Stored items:
+ + + + + + +
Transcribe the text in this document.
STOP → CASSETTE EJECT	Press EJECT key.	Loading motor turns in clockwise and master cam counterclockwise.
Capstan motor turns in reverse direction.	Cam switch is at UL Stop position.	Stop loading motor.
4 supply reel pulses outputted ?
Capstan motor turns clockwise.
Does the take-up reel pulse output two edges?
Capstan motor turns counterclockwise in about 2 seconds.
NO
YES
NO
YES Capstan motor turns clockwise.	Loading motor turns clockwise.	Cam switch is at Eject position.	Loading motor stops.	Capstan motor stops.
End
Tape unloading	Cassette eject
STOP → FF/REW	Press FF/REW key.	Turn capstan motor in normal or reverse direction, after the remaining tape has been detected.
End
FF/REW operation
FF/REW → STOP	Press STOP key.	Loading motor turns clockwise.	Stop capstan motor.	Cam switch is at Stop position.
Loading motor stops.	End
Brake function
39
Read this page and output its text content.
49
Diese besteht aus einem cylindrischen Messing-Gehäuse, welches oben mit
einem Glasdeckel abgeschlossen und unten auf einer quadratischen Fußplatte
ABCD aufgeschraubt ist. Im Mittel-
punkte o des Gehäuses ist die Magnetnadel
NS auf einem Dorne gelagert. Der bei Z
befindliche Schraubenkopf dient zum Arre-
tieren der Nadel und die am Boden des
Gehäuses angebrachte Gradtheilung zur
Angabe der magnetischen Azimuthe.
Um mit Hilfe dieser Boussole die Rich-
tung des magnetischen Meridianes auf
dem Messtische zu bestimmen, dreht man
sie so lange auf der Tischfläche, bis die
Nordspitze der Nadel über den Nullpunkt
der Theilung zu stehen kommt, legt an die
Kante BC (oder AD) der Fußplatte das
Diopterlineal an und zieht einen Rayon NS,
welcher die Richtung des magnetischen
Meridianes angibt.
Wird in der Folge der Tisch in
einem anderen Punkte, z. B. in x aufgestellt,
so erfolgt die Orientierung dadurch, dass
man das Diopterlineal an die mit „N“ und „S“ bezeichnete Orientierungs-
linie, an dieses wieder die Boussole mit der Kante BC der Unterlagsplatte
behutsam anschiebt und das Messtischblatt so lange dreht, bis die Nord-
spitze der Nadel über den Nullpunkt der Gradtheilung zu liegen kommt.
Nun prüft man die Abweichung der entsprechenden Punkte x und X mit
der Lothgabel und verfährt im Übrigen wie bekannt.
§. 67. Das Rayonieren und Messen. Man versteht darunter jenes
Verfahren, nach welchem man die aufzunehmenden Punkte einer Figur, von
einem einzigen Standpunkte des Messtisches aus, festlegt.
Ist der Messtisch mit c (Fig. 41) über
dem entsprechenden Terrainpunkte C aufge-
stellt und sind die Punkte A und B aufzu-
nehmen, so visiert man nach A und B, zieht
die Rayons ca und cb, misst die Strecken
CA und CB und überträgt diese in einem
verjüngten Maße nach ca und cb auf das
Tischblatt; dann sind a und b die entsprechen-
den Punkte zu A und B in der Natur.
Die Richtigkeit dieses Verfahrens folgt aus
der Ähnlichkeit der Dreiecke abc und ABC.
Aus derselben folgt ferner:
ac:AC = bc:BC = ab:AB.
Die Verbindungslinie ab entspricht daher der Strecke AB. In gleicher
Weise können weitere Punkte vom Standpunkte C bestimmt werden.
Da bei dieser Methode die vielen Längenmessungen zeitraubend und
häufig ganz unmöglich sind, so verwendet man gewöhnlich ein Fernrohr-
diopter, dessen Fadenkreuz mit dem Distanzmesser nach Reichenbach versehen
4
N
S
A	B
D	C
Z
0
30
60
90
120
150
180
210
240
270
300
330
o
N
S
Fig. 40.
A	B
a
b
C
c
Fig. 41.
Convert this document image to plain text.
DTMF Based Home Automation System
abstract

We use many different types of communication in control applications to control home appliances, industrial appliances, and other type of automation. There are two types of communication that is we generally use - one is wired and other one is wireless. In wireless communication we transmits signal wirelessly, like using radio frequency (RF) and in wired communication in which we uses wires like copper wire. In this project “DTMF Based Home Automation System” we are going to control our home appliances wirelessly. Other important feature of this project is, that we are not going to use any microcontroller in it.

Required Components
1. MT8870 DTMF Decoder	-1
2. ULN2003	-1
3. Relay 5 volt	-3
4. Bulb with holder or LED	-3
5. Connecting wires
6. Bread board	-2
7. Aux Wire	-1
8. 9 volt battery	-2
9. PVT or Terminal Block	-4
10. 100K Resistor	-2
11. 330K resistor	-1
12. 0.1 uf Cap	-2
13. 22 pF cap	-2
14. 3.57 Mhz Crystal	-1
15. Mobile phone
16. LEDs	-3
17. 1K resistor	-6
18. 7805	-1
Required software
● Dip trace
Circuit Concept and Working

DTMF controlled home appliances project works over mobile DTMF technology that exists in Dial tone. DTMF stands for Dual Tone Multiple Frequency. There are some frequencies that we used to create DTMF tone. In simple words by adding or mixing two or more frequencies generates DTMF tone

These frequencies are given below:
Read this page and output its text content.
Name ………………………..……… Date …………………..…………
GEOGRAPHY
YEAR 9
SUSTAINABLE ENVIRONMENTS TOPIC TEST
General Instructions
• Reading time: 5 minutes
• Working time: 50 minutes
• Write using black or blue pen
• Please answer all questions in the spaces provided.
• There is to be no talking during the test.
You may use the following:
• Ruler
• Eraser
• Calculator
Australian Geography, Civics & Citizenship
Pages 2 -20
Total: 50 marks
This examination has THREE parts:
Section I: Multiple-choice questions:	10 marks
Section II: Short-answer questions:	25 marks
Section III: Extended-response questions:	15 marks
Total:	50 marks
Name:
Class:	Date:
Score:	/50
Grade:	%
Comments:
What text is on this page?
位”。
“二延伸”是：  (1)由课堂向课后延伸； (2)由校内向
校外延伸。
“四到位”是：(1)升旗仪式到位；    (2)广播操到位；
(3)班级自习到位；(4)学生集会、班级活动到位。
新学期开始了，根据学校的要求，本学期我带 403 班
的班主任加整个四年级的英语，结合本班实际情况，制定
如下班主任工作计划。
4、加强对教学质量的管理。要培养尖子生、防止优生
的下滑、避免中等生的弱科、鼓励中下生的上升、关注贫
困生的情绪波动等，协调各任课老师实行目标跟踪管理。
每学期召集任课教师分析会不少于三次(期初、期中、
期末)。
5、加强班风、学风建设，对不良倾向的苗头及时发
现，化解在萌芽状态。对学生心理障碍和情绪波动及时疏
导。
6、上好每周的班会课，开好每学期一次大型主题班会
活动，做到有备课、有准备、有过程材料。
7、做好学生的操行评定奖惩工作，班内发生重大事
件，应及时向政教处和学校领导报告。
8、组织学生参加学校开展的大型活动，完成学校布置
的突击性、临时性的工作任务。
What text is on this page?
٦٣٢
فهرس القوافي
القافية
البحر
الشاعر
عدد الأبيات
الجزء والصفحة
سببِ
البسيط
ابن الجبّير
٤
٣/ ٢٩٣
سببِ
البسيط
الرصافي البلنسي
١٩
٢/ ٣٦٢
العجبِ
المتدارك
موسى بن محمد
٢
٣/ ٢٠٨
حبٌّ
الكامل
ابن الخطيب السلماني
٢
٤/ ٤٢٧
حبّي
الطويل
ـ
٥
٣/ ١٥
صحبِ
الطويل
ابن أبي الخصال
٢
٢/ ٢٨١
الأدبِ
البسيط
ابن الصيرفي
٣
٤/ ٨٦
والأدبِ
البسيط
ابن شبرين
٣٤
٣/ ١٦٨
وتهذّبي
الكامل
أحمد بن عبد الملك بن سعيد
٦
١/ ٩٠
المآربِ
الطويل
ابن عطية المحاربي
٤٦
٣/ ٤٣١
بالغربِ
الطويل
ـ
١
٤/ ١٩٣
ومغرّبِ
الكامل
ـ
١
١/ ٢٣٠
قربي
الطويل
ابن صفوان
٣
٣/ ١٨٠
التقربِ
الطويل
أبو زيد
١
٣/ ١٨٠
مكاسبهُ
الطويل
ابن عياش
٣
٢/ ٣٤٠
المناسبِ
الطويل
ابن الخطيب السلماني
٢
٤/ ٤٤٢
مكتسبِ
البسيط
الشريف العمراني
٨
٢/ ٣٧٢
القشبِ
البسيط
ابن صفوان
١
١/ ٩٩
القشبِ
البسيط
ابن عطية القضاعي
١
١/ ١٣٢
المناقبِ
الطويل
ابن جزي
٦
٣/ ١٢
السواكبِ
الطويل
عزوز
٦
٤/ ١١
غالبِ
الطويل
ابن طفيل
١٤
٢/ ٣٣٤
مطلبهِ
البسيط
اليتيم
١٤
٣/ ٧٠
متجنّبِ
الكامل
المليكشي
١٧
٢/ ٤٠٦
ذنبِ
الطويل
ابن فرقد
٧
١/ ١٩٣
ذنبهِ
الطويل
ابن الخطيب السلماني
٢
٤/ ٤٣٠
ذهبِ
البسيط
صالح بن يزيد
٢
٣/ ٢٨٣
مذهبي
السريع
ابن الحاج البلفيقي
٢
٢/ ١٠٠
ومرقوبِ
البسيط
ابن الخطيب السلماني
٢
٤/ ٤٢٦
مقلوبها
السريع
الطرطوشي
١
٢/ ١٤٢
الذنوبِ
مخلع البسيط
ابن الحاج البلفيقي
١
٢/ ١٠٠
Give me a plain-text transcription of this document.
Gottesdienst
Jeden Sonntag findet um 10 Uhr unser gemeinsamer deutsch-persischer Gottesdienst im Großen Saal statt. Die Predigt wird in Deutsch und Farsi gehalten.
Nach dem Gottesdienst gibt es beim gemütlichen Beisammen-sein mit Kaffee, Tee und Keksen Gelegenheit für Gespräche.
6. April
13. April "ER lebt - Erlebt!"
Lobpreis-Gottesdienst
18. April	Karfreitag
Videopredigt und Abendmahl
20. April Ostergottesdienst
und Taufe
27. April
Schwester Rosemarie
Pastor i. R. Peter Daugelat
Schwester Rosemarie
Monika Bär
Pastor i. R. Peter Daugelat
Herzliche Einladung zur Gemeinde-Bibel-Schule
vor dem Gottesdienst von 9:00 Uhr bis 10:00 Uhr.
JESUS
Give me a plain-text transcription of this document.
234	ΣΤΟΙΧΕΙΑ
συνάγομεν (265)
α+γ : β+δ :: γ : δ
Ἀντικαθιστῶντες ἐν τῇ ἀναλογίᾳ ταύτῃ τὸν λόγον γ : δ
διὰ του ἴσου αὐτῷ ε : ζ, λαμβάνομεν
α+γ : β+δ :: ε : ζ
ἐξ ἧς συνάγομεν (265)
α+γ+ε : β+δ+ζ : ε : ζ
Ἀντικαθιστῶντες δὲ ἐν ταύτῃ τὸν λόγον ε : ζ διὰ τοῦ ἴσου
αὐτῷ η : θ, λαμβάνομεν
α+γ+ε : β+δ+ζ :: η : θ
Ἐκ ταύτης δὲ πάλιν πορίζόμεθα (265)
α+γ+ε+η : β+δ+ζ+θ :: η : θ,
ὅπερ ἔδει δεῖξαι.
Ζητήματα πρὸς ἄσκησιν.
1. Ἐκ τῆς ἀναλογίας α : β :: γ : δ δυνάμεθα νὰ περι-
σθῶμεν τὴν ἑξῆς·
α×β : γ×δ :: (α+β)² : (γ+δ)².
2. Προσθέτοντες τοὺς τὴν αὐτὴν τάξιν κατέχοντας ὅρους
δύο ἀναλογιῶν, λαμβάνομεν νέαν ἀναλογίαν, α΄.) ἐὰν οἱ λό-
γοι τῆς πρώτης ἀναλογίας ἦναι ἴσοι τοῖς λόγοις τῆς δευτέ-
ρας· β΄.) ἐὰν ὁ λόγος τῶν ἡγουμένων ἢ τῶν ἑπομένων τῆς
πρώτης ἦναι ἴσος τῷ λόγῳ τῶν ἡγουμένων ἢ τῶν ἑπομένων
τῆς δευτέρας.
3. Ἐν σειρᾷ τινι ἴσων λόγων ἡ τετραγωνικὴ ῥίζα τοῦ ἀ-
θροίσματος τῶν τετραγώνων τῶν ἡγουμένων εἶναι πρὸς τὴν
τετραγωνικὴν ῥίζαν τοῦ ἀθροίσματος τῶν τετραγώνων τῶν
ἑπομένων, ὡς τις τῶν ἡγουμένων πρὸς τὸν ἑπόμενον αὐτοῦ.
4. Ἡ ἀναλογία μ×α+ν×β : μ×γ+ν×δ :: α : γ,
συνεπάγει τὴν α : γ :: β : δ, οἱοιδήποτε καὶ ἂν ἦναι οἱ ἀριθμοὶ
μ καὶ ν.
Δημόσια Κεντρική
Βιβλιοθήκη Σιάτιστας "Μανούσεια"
+ + + + + + +
Where does the word "magnetischen" appear in the listing? List each line that holds it.

Angabe der magnetischen Azimuthe.
tung des magnetischen Meridianes auf
welcher die Richtung des magnetischen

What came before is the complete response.